Prompt: Gather up every line that includes the string "Schwester".
──────── Source records
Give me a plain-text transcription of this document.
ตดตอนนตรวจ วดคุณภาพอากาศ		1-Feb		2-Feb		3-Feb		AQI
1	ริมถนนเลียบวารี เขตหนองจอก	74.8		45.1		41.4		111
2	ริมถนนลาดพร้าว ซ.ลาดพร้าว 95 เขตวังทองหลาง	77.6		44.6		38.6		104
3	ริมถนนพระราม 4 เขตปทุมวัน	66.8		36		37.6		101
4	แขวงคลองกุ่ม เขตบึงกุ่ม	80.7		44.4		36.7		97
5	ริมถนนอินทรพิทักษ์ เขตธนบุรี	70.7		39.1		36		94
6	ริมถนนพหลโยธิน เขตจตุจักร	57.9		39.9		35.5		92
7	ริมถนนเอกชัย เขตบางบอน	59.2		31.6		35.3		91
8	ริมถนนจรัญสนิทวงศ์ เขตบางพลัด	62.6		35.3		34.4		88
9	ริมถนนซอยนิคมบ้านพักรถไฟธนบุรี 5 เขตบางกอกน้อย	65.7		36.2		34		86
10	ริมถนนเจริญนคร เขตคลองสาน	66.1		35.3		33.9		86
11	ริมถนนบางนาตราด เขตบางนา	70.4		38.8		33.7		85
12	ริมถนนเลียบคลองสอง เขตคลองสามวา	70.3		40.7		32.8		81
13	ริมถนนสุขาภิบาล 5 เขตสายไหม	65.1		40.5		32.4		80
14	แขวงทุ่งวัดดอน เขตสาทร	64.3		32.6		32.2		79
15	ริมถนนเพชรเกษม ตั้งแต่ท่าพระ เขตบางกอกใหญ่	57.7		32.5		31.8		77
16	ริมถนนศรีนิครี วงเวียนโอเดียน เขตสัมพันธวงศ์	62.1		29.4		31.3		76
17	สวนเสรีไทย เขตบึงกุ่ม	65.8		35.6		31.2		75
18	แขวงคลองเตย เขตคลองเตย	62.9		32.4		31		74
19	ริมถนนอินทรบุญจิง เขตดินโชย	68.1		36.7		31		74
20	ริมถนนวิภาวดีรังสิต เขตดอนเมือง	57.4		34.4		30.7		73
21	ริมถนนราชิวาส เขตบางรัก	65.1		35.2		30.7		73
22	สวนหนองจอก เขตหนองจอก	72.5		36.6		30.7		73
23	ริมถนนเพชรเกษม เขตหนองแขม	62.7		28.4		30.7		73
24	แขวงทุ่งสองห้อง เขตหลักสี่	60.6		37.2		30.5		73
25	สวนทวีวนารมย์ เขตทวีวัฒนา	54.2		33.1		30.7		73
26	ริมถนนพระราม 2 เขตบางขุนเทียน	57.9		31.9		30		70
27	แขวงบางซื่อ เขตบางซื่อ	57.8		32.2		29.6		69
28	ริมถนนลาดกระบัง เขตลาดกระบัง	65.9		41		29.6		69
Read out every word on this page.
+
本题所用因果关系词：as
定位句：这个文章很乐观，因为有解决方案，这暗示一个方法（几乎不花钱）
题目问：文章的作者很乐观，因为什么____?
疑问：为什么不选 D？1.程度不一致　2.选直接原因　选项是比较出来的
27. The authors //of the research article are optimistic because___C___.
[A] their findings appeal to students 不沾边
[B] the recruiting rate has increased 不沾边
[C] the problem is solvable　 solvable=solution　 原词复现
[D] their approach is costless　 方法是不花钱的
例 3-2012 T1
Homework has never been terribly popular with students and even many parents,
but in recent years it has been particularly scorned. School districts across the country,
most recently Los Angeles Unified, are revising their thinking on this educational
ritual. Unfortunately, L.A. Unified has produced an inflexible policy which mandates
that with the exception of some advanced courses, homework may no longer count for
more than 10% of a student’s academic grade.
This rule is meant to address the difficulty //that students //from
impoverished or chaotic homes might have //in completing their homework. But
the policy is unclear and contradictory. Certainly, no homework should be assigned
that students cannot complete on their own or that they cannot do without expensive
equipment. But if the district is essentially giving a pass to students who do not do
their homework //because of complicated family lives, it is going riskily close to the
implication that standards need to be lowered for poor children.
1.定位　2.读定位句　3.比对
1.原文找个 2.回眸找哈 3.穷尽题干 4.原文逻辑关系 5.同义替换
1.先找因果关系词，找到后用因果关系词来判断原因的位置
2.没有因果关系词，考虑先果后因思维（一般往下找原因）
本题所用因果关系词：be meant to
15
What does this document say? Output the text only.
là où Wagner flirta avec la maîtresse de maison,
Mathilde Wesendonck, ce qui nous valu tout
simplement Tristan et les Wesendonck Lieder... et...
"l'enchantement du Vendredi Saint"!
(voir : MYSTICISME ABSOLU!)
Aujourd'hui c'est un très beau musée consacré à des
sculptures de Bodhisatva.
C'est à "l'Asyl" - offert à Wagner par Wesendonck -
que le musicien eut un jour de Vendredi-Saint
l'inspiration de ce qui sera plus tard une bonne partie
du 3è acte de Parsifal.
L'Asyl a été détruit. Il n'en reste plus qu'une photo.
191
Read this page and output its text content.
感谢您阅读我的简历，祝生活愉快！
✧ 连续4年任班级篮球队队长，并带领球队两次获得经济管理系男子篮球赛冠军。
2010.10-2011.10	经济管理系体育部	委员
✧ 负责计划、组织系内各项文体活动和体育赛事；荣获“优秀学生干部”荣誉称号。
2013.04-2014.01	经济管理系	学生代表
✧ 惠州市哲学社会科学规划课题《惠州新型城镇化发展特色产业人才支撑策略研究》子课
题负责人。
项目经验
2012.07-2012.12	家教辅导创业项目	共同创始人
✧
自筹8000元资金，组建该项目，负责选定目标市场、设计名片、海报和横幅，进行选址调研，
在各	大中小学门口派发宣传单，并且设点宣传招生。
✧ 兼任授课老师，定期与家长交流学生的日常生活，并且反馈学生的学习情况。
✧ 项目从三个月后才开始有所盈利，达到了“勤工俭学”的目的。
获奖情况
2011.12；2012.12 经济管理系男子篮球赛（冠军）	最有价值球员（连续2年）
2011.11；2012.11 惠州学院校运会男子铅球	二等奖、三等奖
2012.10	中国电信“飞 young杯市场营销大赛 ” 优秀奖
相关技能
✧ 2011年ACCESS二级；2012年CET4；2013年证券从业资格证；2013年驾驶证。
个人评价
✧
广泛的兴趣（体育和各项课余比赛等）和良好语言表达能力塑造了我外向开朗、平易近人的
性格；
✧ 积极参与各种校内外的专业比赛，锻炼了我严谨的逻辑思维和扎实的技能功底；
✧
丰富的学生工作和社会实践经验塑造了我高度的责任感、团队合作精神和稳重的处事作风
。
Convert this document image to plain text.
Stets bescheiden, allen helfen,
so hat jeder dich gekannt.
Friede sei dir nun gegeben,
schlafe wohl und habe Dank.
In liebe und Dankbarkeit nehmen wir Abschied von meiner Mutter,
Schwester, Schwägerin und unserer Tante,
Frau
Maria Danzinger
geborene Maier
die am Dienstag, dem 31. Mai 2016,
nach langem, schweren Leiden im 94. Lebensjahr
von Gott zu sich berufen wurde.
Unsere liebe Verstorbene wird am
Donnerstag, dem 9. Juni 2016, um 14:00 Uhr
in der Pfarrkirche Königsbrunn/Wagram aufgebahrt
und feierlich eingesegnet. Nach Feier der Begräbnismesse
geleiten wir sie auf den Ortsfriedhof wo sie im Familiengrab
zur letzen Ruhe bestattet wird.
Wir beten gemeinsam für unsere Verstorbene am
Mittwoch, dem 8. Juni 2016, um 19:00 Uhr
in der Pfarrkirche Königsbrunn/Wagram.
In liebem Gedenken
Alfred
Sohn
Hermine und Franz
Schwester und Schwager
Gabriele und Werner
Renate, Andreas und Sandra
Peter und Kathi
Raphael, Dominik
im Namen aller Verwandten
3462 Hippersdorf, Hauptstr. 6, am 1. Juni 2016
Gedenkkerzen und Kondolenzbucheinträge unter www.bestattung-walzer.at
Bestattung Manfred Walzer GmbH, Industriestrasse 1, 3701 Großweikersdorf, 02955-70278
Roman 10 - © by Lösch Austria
────────────────
Exercise result:
Schwester, Schwägerin und unserer Tante,
Schwester und Schwager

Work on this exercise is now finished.